**Goal**
Show, in full, each line of the data that contains "arrow".

**Source material**
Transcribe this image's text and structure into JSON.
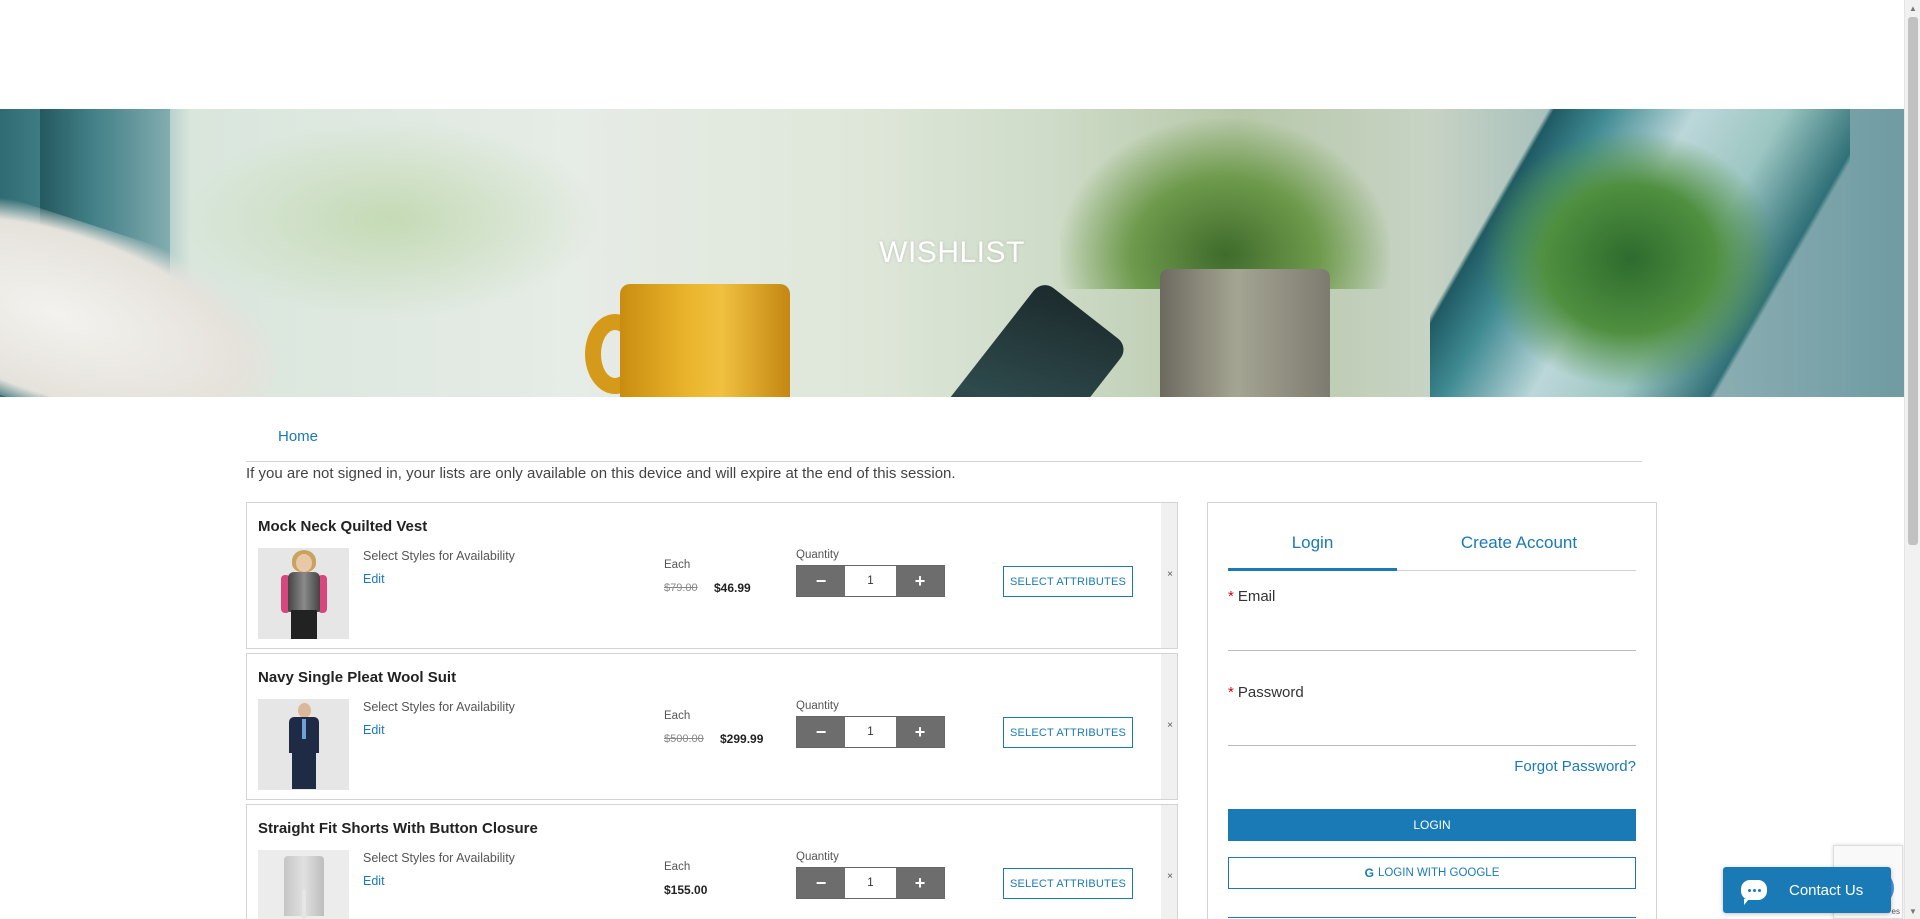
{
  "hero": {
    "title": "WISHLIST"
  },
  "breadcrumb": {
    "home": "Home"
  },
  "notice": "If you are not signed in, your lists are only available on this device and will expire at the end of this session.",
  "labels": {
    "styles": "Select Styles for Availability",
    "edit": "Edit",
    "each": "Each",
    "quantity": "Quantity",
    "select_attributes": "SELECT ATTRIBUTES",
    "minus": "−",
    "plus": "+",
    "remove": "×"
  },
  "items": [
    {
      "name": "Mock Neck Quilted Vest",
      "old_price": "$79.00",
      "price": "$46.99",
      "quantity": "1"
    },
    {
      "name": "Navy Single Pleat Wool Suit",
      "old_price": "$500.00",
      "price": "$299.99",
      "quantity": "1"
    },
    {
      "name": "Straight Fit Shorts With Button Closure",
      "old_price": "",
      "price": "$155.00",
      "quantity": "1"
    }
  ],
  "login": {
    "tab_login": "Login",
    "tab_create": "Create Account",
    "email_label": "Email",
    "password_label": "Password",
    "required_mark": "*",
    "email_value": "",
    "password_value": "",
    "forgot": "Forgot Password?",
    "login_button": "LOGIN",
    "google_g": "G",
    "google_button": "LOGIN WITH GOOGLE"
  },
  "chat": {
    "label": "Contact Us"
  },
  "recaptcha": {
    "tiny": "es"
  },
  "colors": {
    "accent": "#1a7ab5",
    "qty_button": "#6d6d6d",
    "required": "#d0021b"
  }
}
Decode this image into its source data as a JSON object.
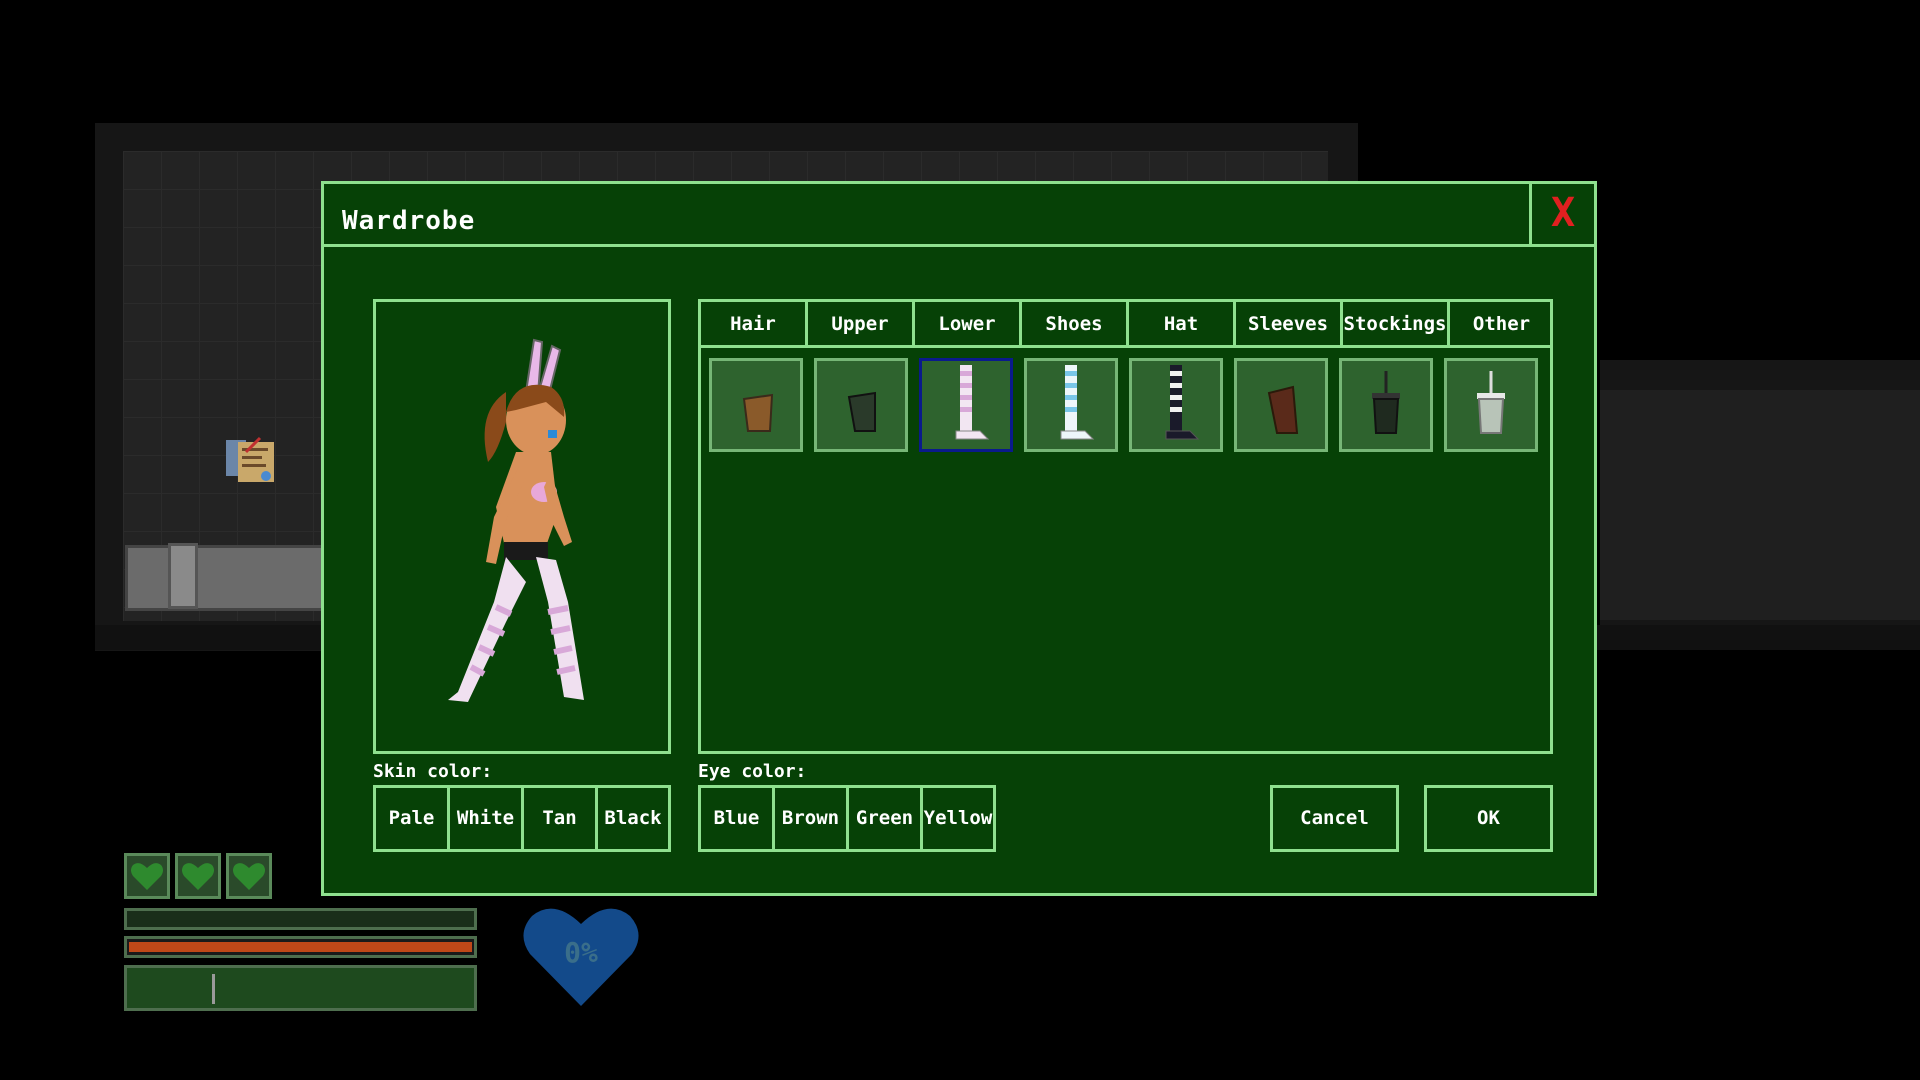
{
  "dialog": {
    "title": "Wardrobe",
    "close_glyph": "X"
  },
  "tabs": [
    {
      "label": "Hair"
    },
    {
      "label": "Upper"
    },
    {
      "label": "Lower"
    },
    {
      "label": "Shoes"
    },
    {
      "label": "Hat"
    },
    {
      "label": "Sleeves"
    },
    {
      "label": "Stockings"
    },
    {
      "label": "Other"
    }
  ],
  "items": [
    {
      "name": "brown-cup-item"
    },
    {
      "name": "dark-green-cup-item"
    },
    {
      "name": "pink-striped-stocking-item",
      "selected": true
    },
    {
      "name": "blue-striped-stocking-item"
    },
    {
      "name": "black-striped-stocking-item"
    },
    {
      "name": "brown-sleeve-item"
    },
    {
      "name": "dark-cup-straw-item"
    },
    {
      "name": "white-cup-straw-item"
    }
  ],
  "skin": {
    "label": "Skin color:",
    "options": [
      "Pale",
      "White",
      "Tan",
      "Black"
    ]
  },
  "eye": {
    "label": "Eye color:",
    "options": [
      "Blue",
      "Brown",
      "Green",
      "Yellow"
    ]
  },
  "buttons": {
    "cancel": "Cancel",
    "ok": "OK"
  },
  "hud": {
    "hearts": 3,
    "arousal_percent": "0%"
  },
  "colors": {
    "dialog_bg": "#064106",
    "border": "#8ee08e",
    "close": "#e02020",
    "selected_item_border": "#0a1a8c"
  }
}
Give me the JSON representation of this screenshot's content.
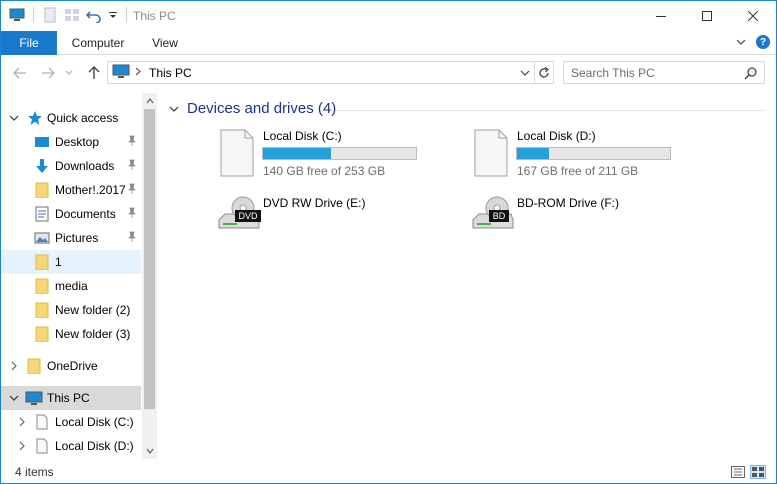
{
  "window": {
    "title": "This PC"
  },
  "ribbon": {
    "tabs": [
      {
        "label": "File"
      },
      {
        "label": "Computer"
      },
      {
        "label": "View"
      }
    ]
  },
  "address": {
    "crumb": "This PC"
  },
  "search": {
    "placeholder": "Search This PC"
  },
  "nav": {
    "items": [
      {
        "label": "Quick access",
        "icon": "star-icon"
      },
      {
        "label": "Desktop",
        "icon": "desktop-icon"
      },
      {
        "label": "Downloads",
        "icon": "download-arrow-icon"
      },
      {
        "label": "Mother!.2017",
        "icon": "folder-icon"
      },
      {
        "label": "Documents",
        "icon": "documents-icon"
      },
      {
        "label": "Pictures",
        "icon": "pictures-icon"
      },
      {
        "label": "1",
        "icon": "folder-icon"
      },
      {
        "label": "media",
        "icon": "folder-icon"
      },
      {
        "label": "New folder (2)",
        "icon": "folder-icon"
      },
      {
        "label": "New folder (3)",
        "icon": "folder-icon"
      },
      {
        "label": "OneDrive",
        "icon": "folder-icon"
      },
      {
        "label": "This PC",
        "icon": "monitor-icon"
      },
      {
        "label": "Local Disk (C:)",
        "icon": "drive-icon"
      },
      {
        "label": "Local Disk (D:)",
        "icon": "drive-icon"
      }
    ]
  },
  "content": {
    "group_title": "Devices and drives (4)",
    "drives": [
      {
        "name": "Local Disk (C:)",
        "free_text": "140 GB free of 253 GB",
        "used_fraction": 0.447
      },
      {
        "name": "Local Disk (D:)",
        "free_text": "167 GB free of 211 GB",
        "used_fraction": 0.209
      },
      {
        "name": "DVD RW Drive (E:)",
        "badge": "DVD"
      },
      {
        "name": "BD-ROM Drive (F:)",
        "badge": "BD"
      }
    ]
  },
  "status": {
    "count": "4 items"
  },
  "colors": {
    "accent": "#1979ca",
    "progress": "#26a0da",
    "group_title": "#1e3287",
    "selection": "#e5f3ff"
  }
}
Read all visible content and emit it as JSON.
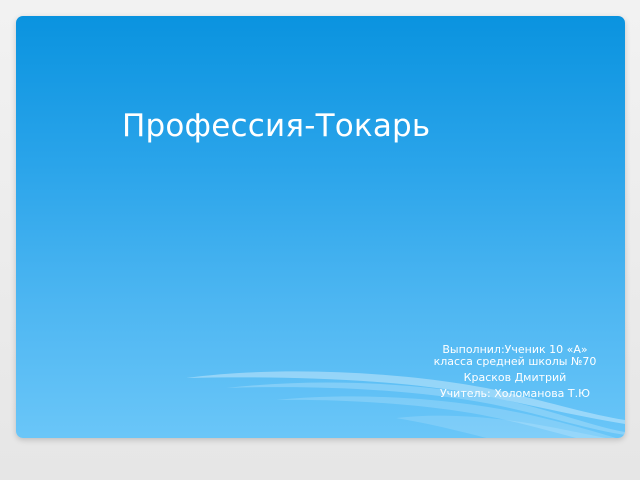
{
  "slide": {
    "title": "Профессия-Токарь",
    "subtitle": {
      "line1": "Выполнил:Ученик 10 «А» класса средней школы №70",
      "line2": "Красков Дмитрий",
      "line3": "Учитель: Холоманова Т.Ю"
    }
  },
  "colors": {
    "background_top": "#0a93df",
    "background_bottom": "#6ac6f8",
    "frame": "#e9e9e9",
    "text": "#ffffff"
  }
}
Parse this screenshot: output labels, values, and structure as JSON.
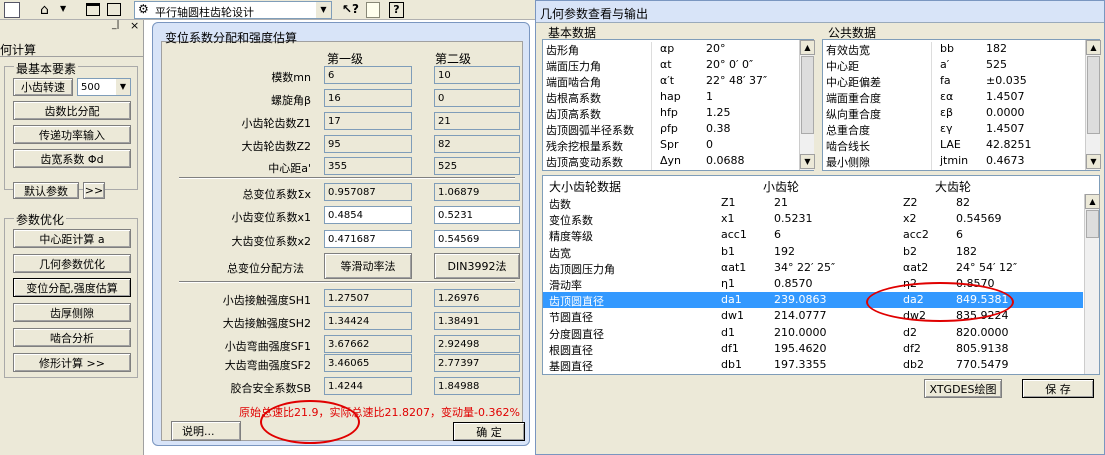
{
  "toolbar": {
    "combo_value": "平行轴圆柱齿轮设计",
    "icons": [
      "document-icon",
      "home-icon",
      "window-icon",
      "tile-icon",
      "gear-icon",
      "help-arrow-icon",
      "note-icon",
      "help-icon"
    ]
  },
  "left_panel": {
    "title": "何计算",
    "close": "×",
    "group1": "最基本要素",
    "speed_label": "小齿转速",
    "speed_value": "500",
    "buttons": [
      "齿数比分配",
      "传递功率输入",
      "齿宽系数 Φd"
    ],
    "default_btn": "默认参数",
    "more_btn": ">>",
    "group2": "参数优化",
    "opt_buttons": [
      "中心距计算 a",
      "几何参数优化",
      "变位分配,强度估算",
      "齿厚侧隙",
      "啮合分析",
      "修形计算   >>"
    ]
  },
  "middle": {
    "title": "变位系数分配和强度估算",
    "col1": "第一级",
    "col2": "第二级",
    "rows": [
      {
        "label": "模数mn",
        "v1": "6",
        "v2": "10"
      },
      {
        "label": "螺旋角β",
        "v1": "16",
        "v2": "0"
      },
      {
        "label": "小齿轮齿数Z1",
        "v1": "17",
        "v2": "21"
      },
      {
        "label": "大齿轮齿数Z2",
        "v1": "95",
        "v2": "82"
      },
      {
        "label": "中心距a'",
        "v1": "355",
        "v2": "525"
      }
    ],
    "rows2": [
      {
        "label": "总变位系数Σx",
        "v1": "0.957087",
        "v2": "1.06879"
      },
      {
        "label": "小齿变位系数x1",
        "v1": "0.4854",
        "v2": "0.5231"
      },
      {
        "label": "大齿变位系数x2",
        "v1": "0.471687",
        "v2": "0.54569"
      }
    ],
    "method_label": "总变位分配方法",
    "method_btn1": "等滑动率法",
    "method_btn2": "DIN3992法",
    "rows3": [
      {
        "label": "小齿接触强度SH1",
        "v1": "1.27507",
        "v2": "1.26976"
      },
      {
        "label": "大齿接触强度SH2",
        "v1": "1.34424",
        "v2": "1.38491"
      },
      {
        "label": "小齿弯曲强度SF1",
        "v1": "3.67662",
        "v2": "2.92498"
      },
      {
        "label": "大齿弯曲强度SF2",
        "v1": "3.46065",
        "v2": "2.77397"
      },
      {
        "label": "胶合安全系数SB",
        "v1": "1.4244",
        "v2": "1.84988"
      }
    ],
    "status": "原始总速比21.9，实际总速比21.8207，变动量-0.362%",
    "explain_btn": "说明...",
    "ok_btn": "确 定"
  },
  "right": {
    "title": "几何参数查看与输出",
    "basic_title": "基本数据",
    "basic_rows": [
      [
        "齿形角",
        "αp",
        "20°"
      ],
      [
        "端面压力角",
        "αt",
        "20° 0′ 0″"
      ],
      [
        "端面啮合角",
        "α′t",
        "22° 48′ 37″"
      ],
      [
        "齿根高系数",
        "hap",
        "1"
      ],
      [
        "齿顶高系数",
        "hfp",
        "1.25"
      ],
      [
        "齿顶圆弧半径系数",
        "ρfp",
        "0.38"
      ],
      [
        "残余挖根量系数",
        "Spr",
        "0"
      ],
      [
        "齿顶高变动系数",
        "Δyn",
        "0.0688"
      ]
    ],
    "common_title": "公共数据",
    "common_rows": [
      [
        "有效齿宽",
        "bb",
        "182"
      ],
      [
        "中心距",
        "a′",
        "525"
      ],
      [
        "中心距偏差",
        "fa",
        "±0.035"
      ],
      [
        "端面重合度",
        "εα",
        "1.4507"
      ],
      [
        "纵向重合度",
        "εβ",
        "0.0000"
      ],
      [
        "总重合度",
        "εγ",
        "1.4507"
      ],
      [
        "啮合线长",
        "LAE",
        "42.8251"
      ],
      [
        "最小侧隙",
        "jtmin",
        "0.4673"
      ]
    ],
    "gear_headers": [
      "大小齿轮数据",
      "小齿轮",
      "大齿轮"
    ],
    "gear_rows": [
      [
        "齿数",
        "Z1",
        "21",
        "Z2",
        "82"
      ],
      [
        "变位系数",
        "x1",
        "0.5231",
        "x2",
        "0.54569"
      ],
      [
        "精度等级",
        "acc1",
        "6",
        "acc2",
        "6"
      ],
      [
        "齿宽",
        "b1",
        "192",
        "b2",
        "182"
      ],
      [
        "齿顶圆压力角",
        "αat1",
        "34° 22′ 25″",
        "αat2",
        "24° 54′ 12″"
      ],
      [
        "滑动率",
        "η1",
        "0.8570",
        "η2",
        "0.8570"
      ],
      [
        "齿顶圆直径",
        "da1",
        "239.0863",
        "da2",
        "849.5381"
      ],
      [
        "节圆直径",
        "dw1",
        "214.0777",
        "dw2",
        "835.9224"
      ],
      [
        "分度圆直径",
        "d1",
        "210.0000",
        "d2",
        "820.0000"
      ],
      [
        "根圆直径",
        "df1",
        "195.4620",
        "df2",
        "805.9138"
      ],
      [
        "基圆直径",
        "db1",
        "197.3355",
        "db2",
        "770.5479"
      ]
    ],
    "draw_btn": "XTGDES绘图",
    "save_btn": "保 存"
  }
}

**Worked solution**
        "icon": "download-arrow-icon"
      "help-arrow-icon",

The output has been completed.